EXERCISE BRIEF — Find each line containing the string "this" and return it.

(Saved entries)
══════════════════════════════
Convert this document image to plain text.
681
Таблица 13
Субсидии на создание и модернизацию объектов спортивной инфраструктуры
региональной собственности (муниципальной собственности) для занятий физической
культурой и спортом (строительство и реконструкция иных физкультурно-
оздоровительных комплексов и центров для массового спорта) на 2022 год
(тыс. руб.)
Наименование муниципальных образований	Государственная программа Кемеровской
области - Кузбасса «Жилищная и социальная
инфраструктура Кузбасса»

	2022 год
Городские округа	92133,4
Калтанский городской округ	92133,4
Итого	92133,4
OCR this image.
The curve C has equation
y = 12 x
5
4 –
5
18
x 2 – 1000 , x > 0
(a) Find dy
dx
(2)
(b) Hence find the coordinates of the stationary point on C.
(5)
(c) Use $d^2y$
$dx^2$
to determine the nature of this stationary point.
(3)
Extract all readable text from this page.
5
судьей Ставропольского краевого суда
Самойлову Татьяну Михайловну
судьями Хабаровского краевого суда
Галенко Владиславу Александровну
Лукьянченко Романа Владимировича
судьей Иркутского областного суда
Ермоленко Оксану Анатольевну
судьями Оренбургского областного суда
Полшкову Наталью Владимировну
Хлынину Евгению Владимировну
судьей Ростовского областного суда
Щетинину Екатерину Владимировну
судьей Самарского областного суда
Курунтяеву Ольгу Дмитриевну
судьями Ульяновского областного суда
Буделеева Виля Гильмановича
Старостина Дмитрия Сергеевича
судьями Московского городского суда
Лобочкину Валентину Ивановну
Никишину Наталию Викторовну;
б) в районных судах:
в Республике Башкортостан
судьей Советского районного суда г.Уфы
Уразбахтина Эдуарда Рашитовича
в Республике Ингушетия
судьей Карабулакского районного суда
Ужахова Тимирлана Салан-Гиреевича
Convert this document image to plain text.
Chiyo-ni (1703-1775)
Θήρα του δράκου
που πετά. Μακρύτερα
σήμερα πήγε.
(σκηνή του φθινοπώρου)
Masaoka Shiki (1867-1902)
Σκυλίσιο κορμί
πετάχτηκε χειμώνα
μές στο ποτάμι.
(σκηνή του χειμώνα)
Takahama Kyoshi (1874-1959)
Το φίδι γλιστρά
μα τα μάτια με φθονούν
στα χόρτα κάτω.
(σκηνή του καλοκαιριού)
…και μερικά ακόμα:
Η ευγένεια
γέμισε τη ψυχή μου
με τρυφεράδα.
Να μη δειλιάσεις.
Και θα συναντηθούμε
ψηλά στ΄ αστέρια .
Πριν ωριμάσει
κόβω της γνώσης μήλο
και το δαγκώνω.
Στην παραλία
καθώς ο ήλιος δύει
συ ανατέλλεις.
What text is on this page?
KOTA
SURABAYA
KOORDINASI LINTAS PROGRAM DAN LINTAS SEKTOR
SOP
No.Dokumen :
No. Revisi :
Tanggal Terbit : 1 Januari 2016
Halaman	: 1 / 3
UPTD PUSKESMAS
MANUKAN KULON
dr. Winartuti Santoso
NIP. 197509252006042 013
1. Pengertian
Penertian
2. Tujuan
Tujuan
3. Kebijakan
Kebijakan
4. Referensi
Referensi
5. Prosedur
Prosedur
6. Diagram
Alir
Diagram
══════════════════════════════
RESULT —
Convert this document image to plain text.
OCR this image.
to determine the nature of this stationary point.
Extract all readable text from this page.
Convert this document image to plain text.
What text is on this page?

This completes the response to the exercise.